EXERCISE TASK:
Work out how many lines of the listing hold "title", then state only that count.

'''

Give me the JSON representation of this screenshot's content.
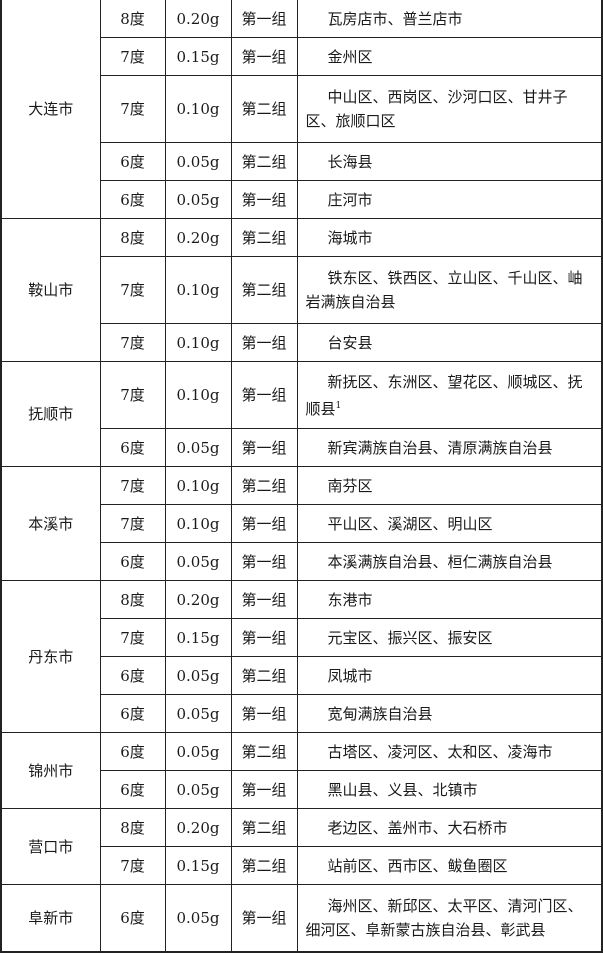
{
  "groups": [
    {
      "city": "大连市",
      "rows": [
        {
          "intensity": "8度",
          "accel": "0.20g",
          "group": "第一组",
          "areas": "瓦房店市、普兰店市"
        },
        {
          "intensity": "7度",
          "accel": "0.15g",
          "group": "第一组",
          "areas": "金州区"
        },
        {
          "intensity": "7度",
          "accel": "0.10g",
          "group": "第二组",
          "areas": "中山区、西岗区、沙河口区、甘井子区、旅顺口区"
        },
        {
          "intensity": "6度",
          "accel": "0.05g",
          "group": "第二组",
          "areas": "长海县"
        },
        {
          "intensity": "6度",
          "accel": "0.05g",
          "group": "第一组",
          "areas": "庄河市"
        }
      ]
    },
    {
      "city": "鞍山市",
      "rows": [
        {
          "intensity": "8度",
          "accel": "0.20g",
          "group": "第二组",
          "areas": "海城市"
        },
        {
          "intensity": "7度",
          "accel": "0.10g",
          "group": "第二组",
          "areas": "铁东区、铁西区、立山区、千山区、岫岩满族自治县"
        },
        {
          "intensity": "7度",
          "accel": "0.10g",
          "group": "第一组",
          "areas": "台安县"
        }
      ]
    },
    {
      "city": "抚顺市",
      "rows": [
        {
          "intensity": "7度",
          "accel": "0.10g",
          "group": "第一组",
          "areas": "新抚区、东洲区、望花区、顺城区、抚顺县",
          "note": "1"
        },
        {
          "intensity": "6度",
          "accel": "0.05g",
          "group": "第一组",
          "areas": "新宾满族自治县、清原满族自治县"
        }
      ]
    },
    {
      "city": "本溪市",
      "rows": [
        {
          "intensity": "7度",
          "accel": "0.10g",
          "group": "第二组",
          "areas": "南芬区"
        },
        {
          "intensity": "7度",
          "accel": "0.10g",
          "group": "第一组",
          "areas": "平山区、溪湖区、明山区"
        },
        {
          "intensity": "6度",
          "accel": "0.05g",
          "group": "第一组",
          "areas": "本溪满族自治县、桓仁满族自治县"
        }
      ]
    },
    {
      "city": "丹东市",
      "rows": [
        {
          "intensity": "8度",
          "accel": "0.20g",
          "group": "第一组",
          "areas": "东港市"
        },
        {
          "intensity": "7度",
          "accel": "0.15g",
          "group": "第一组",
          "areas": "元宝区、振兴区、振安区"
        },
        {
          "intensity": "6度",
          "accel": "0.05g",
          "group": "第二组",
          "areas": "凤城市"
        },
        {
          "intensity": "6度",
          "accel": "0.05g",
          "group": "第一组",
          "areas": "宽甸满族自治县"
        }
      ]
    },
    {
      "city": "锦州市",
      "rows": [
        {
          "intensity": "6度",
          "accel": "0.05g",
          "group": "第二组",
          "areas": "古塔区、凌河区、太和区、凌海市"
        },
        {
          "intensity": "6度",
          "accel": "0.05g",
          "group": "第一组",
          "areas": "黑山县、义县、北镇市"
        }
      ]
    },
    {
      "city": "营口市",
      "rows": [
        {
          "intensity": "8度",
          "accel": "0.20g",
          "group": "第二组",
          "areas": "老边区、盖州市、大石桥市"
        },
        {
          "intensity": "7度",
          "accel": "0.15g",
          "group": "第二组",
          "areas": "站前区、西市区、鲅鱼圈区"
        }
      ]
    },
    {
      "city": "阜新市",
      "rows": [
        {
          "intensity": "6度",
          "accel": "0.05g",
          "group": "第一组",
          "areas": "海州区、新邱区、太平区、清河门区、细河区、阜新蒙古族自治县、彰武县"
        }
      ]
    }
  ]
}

'''
'''

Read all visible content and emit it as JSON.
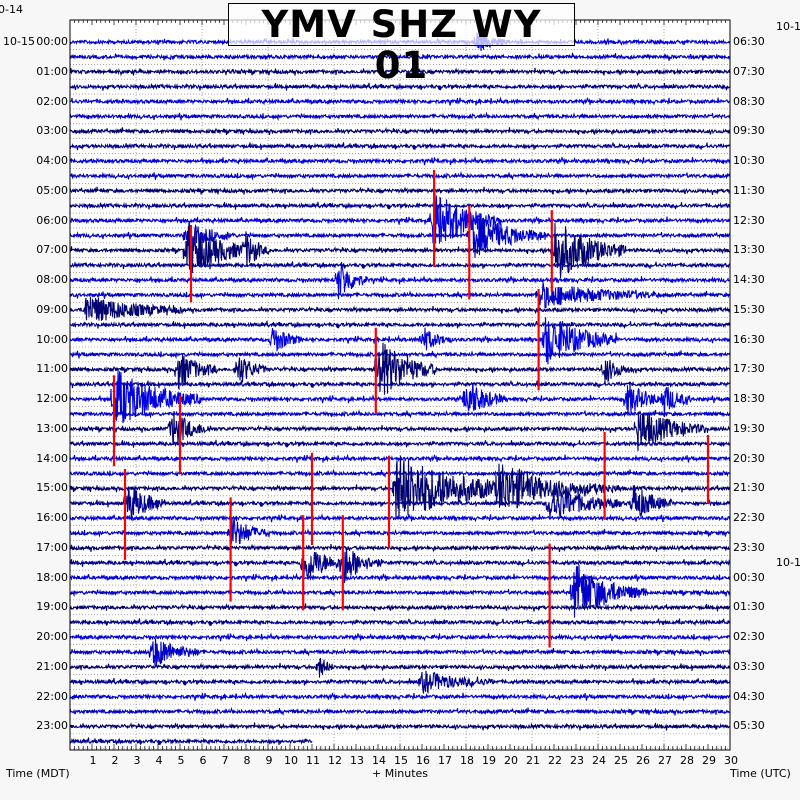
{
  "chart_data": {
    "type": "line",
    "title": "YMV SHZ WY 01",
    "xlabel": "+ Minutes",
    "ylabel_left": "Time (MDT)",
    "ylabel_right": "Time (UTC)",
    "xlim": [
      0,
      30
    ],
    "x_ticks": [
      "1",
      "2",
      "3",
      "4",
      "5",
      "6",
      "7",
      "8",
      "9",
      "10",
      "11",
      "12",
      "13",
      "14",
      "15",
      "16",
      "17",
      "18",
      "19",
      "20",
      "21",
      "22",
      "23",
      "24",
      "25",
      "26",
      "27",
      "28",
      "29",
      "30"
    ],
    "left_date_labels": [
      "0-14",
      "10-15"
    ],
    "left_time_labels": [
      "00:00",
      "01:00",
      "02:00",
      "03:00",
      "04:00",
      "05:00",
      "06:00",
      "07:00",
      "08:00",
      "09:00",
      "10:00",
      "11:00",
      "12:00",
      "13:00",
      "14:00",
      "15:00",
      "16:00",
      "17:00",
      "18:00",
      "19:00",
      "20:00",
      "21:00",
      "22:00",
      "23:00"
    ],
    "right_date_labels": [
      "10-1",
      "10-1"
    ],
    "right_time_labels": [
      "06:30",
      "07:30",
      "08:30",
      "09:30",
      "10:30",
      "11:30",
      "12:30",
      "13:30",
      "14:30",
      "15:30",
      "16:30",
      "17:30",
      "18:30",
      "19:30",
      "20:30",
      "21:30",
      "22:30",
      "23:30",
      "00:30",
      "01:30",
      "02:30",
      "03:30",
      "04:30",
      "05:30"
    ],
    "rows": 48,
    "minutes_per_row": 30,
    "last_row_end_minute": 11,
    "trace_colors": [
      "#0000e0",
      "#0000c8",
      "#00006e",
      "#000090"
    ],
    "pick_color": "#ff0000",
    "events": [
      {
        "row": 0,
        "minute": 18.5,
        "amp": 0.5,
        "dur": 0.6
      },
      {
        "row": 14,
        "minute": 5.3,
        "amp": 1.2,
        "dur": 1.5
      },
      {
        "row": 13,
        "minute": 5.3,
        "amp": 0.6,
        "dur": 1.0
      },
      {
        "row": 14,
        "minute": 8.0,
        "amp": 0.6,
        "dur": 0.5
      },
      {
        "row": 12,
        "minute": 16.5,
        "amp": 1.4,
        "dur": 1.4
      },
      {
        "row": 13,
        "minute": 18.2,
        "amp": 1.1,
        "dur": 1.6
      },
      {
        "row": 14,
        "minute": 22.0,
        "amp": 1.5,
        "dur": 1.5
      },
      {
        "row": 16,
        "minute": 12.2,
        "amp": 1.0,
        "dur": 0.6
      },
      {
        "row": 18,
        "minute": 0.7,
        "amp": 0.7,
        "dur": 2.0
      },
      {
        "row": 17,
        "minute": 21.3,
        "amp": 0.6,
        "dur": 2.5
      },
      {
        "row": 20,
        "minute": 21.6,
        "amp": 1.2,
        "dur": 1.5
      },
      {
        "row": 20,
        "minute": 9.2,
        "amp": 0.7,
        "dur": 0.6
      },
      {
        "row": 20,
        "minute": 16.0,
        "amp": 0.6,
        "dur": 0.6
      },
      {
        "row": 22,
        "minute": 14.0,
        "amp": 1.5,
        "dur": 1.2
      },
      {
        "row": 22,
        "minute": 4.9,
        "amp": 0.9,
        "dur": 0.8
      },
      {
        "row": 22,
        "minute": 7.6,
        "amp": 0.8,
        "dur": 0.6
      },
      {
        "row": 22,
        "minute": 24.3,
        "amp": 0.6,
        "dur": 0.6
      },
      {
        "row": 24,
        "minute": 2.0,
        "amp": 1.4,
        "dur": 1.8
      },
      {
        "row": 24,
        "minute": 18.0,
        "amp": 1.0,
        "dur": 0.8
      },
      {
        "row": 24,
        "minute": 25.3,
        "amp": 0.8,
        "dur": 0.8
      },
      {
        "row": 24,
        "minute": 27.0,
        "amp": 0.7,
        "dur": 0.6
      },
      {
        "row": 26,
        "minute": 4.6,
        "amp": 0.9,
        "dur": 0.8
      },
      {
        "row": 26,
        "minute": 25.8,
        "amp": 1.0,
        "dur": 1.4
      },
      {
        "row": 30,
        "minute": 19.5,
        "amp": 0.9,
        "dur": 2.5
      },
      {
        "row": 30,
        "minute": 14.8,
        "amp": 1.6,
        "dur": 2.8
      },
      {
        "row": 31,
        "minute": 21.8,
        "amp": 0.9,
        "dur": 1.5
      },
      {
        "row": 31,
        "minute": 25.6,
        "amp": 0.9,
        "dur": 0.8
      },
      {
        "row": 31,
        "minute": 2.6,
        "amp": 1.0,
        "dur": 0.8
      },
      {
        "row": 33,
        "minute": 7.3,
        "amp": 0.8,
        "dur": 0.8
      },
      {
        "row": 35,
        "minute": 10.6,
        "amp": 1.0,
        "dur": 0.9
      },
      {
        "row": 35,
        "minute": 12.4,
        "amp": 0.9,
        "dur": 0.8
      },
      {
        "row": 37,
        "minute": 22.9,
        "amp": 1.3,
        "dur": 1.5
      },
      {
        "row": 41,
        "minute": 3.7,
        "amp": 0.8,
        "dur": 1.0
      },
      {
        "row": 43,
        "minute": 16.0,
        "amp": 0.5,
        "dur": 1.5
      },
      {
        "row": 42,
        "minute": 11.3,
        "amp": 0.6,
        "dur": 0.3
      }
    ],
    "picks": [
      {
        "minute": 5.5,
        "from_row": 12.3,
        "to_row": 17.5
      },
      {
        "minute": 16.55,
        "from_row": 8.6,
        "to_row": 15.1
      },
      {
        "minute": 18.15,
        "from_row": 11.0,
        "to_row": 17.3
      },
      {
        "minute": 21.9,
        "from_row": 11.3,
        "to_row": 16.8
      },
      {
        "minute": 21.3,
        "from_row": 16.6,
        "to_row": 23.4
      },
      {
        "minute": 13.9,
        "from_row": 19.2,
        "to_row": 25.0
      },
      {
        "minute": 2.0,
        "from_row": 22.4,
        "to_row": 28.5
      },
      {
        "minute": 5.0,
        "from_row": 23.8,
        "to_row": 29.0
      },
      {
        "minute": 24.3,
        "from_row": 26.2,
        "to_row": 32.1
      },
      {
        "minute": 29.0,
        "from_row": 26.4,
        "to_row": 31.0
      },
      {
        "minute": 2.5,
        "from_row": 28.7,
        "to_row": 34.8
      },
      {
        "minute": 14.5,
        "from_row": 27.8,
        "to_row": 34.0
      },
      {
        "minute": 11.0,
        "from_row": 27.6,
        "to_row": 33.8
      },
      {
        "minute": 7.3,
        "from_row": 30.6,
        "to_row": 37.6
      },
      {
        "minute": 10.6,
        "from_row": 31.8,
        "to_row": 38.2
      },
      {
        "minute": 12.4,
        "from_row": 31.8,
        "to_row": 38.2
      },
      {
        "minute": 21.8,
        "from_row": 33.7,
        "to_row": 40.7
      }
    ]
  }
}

'''
'''

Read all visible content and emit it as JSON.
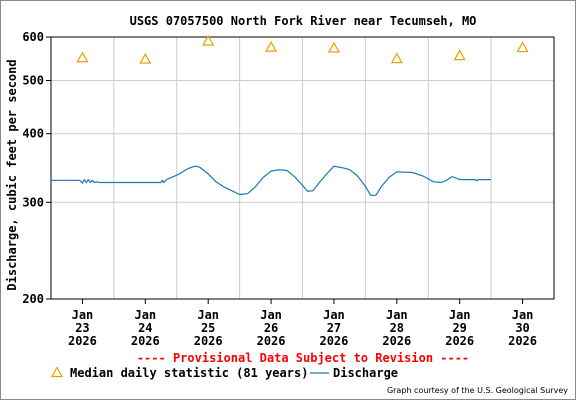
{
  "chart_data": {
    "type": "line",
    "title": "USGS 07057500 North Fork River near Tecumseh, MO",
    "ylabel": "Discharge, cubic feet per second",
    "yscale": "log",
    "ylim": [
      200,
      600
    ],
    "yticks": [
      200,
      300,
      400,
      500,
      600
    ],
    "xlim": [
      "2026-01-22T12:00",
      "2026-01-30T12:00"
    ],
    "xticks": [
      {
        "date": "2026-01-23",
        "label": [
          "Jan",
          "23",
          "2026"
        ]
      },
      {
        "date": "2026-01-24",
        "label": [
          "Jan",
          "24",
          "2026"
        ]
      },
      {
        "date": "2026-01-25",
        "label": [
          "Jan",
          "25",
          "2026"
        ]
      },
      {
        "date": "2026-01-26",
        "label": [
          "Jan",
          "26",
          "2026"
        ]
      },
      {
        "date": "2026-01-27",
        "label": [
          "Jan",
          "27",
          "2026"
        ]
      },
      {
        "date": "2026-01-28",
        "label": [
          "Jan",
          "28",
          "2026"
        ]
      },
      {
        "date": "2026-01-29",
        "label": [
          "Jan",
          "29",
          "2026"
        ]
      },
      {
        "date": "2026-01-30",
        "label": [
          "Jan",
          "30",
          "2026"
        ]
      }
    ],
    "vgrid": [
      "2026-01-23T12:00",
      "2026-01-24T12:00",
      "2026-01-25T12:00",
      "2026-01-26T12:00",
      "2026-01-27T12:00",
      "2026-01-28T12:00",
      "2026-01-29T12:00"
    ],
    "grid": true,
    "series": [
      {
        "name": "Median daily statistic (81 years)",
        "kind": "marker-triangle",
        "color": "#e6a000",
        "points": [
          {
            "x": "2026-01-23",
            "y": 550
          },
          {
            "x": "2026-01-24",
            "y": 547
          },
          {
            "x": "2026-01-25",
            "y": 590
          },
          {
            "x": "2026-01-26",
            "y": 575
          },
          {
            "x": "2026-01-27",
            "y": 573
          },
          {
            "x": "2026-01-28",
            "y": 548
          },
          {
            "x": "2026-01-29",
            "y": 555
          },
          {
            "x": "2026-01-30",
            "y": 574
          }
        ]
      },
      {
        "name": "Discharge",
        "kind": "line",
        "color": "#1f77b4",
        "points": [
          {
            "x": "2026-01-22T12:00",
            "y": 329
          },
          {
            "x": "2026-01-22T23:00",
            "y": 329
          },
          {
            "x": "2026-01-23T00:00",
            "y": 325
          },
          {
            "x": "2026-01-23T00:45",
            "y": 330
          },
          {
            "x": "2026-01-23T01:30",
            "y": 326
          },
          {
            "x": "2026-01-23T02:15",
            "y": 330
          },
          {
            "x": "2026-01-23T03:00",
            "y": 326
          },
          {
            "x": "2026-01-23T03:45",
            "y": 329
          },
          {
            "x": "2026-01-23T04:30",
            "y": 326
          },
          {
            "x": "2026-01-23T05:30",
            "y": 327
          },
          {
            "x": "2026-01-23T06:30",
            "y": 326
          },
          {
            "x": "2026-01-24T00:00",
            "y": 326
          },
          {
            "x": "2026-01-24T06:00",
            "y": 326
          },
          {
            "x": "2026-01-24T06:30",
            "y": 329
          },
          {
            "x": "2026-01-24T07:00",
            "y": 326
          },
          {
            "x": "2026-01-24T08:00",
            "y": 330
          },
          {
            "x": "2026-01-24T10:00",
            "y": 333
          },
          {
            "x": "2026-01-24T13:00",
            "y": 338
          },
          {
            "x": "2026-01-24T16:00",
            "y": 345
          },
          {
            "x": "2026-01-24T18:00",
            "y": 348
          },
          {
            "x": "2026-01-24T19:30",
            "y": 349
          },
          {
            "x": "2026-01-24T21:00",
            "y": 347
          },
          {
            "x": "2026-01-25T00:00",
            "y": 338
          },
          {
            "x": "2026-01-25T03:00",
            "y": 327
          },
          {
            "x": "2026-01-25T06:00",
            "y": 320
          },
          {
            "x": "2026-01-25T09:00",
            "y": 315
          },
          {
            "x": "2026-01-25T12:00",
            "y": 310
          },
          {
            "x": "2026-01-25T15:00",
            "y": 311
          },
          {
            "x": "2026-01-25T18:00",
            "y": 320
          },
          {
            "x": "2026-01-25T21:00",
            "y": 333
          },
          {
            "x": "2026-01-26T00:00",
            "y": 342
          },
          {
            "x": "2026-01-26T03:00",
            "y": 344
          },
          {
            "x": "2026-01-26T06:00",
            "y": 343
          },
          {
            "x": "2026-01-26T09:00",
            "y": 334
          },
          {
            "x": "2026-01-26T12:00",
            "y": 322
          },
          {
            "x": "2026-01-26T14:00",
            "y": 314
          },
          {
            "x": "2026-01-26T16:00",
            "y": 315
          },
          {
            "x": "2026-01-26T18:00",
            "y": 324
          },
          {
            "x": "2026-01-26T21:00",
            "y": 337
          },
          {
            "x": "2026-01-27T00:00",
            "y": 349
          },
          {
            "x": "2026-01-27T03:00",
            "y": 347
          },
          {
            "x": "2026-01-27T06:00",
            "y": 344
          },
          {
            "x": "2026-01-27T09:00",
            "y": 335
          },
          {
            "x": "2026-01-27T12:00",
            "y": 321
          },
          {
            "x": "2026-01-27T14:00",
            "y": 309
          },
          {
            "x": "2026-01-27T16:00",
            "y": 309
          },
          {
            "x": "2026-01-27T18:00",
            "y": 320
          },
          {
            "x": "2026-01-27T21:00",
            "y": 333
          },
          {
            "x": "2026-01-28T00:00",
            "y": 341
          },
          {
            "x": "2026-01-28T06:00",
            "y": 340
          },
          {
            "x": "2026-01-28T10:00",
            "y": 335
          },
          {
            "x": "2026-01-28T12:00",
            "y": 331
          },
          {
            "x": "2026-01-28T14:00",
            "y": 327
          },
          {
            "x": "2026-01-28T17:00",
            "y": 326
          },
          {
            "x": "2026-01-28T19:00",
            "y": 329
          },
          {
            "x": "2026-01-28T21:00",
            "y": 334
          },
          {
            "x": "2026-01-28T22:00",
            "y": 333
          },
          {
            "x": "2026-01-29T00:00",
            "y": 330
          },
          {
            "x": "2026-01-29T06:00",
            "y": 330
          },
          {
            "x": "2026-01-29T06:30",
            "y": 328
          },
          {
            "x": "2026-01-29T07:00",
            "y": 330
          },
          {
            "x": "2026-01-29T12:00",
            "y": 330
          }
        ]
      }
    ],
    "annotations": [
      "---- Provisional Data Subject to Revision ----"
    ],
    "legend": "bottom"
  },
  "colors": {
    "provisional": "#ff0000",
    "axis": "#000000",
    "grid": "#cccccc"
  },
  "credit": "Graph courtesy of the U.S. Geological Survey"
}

'''

RESULT OF THIS TASK:
2